═════ Dataset extract ═════
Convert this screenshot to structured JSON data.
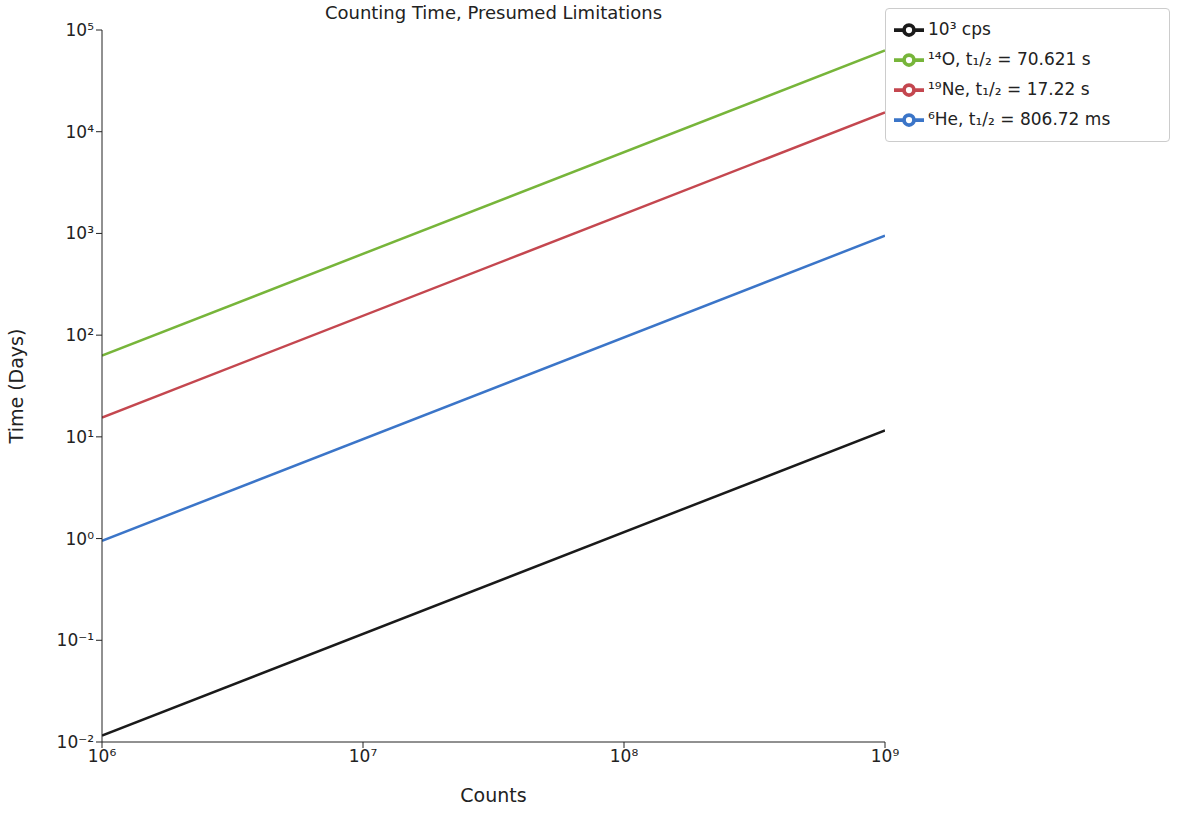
{
  "chart_data": {
    "type": "line",
    "title": "Counting Time, Presumed Limitations",
    "x_label": "Counts",
    "y_label": "Time (Days)",
    "log": true,
    "grid": false,
    "legend": "right",
    "x": [
      1000000,
      1000000000
    ],
    "series": [
      {
        "name": "⁶He, t₁/₂ = 806.72 ms",
        "color": "#3b75c8",
        "values": [
          0.95,
          950
        ]
      },
      {
        "name": "¹⁹Ne, t₁/₂ = 17.22 s",
        "color": "#c4474f",
        "values": [
          15.5,
          15500
        ]
      },
      {
        "name": "¹⁴O, t₁/₂ = 70.621 s",
        "color": "#77b53a",
        "values": [
          63,
          63000
        ]
      },
      {
        "name": "10³ cps",
        "color": "#1a1a1a",
        "values": [
          0.01157,
          11.57
        ]
      }
    ],
    "xlim": [
      1000000,
      1000000000
    ],
    "xticks": [
      {
        "value": 1000000,
        "label": "10⁶"
      },
      {
        "value": 10000000,
        "label": "10⁷"
      },
      {
        "value": 100000000,
        "label": "10⁸"
      },
      {
        "value": 1000000000,
        "label": "10⁹"
      }
    ],
    "ylim": [
      0.01,
      100000
    ],
    "yticks": [
      {
        "value": 0.01,
        "label": "10⁻²"
      },
      {
        "value": 0.1,
        "label": "10⁻¹"
      },
      {
        "value": 1,
        "label": "10⁰"
      },
      {
        "value": 10,
        "label": "10¹"
      },
      {
        "value": 100,
        "label": "10²"
      },
      {
        "value": 1000,
        "label": "10³"
      },
      {
        "value": 10000,
        "label": "10⁴"
      },
      {
        "value": 100000,
        "label": "10⁵"
      }
    ]
  }
}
═════
- _Work to complete_: Copy each line above precisely, dropping the pictures.

- _Complete answer_:
Convert this screenshot to structured JSON data.
{
  "chart_data": {
    "type": "line",
    "title": "Counting Time, Presumed Limitations",
    "x_label": "Counts",
    "y_label": "Time (Days)",
    "log": true,
    "grid": false,
    "legend": "right",
    "x": [
      1000000,
      1000000000
    ],
    "series": [
      {
        "name": "⁶He, t₁/₂ = 806.72 ms",
        "color": "#3b75c8",
        "values": [
          0.95,
          950
        ]
      },
      {
        "name": "¹⁹Ne, t₁/₂ = 17.22 s",
        "color": "#c4474f",
        "values": [
          15.5,
          15500
        ]
      },
      {
        "name": "¹⁴O, t₁/₂ = 70.621 s",
        "color": "#77b53a",
        "values": [
          63,
          63000
        ]
      },
      {
        "name": "10³ cps",
        "color": "#1a1a1a",
        "values": [
          0.01157,
          11.57
        ]
      }
    ],
    "xlim": [
      1000000,
      1000000000
    ],
    "xticks": [
      {
        "value": 1000000,
        "label": "10⁶"
      },
      {
        "value": 10000000,
        "label": "10⁷"
      },
      {
        "value": 100000000,
        "label": "10⁸"
      },
      {
        "value": 1000000000,
        "label": "10⁹"
      }
    ],
    "ylim": [
      0.01,
      100000
    ],
    "yticks": [
      {
        "value": 0.01,
        "label": "10⁻²"
      },
      {
        "value": 0.1,
        "label": "10⁻¹"
      },
      {
        "value": 1,
        "label": "10⁰"
      },
      {
        "value": 10,
        "label": "10¹"
      },
      {
        "value": 100,
        "label": "10²"
      },
      {
        "value": 1000,
        "label": "10³"
      },
      {
        "value": 10000,
        "label": "10⁴"
      },
      {
        "value": 100000,
        "label": "10⁵"
      }
    ]
  }
}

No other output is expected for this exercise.